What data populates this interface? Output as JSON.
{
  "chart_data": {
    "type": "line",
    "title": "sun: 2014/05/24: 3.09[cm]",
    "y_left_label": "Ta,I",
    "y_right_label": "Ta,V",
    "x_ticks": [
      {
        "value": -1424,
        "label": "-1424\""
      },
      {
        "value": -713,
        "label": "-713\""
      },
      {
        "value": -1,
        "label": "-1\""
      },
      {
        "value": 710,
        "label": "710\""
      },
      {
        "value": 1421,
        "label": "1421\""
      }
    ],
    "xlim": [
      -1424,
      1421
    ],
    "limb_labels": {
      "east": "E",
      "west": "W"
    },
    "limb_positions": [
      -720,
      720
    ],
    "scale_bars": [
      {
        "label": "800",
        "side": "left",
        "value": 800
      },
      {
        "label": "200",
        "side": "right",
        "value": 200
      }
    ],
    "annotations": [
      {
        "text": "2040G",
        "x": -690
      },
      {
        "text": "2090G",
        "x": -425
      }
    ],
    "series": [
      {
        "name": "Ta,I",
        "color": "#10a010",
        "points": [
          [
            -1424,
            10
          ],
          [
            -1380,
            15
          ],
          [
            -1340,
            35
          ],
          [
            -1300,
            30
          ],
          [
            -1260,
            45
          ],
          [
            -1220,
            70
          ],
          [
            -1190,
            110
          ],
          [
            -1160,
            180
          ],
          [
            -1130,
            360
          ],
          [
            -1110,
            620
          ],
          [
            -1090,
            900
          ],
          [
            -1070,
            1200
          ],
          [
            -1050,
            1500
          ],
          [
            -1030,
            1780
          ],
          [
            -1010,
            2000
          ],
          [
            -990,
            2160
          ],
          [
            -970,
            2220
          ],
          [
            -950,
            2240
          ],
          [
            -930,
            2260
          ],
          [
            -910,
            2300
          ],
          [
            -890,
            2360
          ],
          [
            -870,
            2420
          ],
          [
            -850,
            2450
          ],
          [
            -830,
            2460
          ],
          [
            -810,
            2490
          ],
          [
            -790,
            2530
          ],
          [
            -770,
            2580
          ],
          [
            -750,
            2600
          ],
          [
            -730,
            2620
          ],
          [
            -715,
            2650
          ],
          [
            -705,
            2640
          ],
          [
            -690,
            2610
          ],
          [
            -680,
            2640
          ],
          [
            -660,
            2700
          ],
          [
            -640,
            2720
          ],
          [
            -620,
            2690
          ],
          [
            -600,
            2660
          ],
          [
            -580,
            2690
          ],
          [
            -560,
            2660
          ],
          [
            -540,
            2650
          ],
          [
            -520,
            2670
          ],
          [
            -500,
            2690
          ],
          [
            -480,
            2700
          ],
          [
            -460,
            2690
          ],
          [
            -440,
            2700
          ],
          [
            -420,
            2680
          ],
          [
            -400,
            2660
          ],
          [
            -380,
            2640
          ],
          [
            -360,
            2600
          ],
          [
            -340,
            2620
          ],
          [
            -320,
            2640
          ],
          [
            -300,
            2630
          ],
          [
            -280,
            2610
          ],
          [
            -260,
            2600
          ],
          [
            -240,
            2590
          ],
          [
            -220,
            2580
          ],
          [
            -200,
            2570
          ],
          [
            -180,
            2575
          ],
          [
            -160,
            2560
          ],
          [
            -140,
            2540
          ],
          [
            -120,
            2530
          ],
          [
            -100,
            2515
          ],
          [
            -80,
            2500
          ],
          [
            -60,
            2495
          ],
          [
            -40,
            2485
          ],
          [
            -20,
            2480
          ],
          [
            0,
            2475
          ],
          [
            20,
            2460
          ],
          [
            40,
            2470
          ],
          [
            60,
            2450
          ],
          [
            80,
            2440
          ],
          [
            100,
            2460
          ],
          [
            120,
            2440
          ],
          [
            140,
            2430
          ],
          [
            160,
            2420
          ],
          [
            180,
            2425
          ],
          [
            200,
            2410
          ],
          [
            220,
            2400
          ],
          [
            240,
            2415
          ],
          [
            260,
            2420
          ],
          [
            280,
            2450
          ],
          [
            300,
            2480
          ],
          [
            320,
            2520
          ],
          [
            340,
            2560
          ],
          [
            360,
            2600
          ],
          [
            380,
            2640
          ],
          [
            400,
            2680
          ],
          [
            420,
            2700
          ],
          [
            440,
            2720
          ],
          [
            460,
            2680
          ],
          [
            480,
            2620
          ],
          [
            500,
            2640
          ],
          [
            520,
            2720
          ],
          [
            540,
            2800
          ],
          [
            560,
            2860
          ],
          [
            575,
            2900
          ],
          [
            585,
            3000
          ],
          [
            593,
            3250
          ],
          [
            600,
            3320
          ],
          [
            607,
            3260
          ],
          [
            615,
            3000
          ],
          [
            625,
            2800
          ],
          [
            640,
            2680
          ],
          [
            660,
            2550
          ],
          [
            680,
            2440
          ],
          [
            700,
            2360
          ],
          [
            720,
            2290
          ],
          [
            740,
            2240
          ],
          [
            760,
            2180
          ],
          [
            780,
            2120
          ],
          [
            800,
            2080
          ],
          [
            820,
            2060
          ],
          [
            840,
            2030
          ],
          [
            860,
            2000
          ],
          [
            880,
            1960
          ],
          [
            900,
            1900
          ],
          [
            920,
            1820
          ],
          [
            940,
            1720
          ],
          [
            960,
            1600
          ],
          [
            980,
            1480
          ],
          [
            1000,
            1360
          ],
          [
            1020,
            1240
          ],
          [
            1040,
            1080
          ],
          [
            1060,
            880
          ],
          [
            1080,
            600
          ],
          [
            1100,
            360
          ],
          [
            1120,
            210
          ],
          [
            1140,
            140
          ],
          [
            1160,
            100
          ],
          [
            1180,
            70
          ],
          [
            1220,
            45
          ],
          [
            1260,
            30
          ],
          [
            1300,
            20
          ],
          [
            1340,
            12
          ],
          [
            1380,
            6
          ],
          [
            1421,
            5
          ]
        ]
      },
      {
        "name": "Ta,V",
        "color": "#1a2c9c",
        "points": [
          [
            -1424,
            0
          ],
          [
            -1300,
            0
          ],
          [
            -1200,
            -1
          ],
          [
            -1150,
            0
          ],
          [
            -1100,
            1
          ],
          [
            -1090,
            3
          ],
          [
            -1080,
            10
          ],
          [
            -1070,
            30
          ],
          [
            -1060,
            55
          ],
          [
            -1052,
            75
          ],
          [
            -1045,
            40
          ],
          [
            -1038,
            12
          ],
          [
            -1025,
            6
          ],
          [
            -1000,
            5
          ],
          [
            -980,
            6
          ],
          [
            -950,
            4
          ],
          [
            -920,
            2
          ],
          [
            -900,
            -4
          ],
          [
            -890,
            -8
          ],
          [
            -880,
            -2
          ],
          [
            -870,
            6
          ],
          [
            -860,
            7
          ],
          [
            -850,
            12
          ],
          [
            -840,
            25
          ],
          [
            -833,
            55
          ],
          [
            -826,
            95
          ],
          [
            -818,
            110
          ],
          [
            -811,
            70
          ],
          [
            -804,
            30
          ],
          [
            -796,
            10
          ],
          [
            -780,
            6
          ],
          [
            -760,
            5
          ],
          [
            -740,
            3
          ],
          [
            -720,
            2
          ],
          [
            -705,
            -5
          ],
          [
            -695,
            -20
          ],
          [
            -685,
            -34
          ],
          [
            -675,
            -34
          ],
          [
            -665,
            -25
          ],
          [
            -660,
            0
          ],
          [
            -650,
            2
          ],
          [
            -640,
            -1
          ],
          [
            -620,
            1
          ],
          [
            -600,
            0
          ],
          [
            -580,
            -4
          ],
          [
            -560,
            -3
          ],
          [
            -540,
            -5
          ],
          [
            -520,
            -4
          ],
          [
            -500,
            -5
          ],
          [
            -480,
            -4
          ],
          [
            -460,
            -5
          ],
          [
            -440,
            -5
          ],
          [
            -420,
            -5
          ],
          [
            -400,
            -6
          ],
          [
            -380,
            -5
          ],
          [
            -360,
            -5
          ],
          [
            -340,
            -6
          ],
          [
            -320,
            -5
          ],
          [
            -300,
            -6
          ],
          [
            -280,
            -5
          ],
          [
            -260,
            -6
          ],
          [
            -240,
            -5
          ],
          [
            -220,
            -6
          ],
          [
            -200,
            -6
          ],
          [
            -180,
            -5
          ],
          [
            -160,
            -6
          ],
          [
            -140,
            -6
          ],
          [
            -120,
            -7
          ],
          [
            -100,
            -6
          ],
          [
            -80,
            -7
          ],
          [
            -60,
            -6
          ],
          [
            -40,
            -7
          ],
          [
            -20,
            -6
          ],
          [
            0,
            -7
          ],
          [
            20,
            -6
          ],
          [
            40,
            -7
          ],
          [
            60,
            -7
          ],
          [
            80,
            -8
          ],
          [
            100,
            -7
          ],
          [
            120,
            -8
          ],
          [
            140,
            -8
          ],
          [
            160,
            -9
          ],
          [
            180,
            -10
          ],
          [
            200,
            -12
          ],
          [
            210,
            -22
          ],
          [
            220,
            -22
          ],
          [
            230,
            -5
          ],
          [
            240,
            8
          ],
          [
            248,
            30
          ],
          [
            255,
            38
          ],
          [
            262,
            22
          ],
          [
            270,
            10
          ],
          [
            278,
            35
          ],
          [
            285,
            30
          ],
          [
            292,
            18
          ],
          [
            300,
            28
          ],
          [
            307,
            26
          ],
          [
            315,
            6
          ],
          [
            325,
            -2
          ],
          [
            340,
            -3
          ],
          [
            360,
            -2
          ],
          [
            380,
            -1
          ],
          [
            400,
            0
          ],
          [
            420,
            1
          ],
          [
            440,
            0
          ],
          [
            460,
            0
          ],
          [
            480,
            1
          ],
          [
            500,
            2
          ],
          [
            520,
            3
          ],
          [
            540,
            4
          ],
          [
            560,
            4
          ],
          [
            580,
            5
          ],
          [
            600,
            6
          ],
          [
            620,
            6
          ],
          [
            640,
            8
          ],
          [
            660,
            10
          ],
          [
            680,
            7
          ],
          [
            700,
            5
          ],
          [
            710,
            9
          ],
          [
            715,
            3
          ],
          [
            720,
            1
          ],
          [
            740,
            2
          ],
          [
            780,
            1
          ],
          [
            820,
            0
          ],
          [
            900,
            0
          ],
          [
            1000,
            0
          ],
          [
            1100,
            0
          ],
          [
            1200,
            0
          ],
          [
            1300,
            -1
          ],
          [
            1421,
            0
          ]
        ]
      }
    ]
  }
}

· · · · ·

• **Work required**: Gather each line that holds "value".

• **Result of this exercise**:
        "value": -1424,
        "value": -713,
        "value": -1,
        "value": 710,
        "value": 1421,
        "value": 800
        "value": 200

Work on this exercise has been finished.